INPUT MATERIAL:
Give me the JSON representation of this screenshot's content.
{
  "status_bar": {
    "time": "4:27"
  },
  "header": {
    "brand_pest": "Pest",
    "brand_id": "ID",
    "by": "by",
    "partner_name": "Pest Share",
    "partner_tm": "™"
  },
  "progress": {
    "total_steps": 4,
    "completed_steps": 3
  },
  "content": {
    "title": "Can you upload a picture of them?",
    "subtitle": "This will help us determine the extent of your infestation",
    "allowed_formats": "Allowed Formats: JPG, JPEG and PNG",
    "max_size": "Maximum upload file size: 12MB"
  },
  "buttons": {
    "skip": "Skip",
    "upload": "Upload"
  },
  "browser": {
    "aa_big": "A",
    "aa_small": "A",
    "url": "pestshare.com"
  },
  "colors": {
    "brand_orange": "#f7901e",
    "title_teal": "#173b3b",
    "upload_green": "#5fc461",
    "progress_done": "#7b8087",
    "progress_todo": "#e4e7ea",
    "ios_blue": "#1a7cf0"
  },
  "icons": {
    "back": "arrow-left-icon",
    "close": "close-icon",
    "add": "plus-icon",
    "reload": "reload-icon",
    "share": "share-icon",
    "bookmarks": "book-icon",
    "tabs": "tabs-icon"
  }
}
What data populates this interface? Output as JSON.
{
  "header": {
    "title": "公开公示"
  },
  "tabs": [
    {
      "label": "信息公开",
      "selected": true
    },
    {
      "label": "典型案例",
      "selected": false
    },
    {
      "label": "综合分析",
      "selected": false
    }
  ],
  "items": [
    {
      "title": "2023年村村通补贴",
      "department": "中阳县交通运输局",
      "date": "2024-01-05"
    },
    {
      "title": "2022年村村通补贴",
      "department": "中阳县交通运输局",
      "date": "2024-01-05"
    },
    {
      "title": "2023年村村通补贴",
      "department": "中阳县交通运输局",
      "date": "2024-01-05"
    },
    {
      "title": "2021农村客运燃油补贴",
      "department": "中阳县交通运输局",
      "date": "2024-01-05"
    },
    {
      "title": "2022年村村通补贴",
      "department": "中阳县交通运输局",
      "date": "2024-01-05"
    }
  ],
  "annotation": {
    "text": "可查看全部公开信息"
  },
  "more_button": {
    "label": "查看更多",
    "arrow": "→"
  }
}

JOB: Copy out all of the records shown above exactly.

EXERCISE RESPONSE:
Give me the JSON representation of this screenshot's content.
{
  "status_bar": {
    "time": "4:27"
  },
  "header": {
    "brand_pest": "Pest",
    "brand_id": "ID",
    "by": "by",
    "partner_name": "Pest Share",
    "partner_tm": "™"
  },
  "progress": {
    "total_steps": 4,
    "completed_steps": 3
  },
  "content": {
    "title": "Can you upload a picture of them?",
    "subtitle": "This will help us determine the extent of your infestation",
    "allowed_formats": "Allowed Formats: JPG, JPEG and PNG",
    "max_size": "Maximum upload file size: 12MB"
  },
  "buttons": {
    "skip": "Skip",
    "upload": "Upload"
  },
  "browser": {
    "aa_big": "A",
    "aa_small": "A",
    "url": "pestshare.com"
  },
  "colors": {
    "brand_orange": "#f7901e",
    "title_teal": "#173b3b",
    "upload_green": "#5fc461",
    "progress_done": "#7b8087",
    "progress_todo": "#e4e7ea",
    "ios_blue": "#1a7cf0"
  },
  "icons": {
    "back": "arrow-left-icon",
    "close": "close-icon",
    "add": "plus-icon",
    "reload": "reload-icon",
    "share": "share-icon",
    "bookmarks": "book-icon",
    "tabs": "tabs-icon"
  }
}
What data populates this interface? Output as JSON.
{
  "header": {
    "title": "公开公示"
  },
  "tabs": [
    {
      "label": "信息公开",
      "selected": true
    },
    {
      "label": "典型案例",
      "selected": false
    },
    {
      "label": "综合分析",
      "selected": false
    }
  ],
  "items": [
    {
      "title": "2023年村村通补贴",
      "department": "中阳县交通运输局",
      "date": "2024-01-05"
    },
    {
      "title": "2022年村村通补贴",
      "department": "中阳县交通运输局",
      "date": "2024-01-05"
    },
    {
      "title": "2023年村村通补贴",
      "department": "中阳县交通运输局",
      "date": "2024-01-05"
    },
    {
      "title": "2021农村客运燃油补贴",
      "department": "中阳县交通运输局",
      "date": "2024-01-05"
    },
    {
      "title": "2022年村村通补贴",
      "department": "中阳县交通运输局",
      "date": "2024-01-05"
    }
  ],
  "annotation": {
    "text": "可查看全部公开信息"
  },
  "more_button": {
    "label": "查看更多",
    "arrow": "→"
  }
}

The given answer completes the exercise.